- **Stated problem**
Each record below must be returned exactly as shown.

- **Data for processing**
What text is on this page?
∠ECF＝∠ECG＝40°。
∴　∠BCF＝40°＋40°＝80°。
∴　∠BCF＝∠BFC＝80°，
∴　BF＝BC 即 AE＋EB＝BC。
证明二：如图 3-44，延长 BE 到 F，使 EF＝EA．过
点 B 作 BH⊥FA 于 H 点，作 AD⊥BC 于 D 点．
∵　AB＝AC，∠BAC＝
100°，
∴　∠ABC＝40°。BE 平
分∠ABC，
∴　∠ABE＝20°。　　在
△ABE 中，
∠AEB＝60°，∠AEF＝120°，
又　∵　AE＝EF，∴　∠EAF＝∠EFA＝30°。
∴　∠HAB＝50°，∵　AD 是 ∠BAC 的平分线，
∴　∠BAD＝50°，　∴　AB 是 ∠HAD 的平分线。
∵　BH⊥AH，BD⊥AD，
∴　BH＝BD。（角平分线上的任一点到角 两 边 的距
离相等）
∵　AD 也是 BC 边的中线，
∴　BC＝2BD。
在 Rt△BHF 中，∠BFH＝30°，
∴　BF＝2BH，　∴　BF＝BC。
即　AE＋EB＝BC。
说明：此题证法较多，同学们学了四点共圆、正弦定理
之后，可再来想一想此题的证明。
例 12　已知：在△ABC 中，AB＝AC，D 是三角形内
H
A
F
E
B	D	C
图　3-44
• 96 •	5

- **Finished answer**
What text is on this page?
∠ECF＝∠ECG＝40°。
∴　∠BCF＝40°＋40°＝80°。
∴　∠BCF＝∠BFC＝80°，
∴　BF＝BC 即 AE＋EB＝BC。
证明二：如图 3-44，延长 BE 到 F，使 EF＝EA．过
点 B 作 BH⊥FA 于 H 点，作 AD⊥BC 于 D 点．
∵　AB＝AC，∠BAC＝
100°，
∴　∠ABC＝40°。BE 平
分∠ABC，
∴　∠ABE＝20°。　　在
△ABE 中，
∠AEB＝60°，∠AEF＝120°，
又　∵　AE＝EF，∴　∠EAF＝∠EFA＝30°。
∴　∠HAB＝50°，∵　AD 是 ∠BAC 的平分线，
∴　∠BAD＝50°，　∴　AB 是 ∠HAD 的平分线。
∵　BH⊥AH，BD⊥AD，
∴　BH＝BD。（角平分线上的任一点到角 两 边 的距
离相等）
∵　AD 也是 BC 边的中线，
∴　BC＝2BD。
在 Rt△BHF 中，∠BFH＝30°，
∴　BF＝2BH，　∴　BF＝BC。
即　AE＋EB＝BC。
说明：此题证法较多，同学们学了四点共圆、正弦定理
之后，可再来想一想此题的证明。
例 12　已知：在△ABC 中，AB＝AC，D 是三角形内
H
A
F
E
B	D	C
图　3-44
• 96 •	5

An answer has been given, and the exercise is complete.